Find the lines containing the word "this" and copy every one of them.

================================

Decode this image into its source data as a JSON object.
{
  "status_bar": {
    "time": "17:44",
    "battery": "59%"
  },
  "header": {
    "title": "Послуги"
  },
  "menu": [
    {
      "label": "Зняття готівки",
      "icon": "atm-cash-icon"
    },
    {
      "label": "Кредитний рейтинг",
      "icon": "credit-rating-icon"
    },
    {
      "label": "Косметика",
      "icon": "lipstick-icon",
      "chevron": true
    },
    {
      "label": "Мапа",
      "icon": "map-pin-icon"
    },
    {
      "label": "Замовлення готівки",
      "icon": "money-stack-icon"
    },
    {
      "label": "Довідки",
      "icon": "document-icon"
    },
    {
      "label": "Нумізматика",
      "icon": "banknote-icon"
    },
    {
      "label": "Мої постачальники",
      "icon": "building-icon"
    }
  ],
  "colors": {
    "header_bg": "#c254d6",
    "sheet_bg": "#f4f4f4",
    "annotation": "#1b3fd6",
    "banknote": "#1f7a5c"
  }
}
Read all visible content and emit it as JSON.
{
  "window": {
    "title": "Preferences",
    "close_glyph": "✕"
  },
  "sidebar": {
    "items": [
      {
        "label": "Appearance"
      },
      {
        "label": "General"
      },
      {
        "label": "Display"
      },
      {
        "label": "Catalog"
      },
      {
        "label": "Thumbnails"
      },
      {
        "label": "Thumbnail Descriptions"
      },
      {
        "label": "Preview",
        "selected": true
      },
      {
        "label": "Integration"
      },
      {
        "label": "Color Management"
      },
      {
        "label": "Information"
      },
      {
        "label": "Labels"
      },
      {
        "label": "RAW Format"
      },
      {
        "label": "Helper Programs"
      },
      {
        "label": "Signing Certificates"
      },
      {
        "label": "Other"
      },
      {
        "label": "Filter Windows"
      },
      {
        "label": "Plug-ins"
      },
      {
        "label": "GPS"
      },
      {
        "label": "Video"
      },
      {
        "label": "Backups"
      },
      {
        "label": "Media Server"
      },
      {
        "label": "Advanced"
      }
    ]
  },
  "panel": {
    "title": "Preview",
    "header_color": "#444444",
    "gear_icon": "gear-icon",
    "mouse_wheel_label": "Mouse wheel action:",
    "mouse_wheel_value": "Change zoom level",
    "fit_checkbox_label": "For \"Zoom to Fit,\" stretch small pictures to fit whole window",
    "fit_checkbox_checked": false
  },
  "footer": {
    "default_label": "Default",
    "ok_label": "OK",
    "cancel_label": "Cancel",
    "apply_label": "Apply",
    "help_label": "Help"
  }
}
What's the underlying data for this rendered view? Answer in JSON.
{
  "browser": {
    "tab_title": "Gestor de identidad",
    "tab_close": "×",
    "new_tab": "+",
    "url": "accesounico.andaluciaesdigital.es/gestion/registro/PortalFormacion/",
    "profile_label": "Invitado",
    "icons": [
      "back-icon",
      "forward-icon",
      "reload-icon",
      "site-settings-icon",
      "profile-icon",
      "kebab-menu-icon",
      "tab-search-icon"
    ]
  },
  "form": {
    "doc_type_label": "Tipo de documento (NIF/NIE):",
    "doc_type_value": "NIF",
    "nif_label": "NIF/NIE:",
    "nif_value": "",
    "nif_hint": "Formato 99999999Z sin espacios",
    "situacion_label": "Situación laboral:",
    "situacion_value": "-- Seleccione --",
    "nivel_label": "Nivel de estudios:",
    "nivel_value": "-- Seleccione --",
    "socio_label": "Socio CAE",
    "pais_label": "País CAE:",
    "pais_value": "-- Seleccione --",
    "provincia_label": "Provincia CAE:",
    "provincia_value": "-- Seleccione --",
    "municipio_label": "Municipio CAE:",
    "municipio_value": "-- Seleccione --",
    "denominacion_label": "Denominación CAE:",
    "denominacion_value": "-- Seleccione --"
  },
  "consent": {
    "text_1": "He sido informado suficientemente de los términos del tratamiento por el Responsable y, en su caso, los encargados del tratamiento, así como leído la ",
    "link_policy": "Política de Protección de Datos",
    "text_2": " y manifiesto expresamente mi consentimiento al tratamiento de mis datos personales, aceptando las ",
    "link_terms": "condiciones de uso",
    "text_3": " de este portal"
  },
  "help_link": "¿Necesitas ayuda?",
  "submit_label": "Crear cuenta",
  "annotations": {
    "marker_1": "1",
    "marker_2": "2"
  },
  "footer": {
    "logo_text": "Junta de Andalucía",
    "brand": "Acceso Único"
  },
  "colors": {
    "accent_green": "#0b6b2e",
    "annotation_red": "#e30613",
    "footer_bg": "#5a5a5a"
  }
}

================================

• RESPONSE
Decode this image into its source data as a JSON object.
What's the underlying data for this rendered view? Answer in JSON.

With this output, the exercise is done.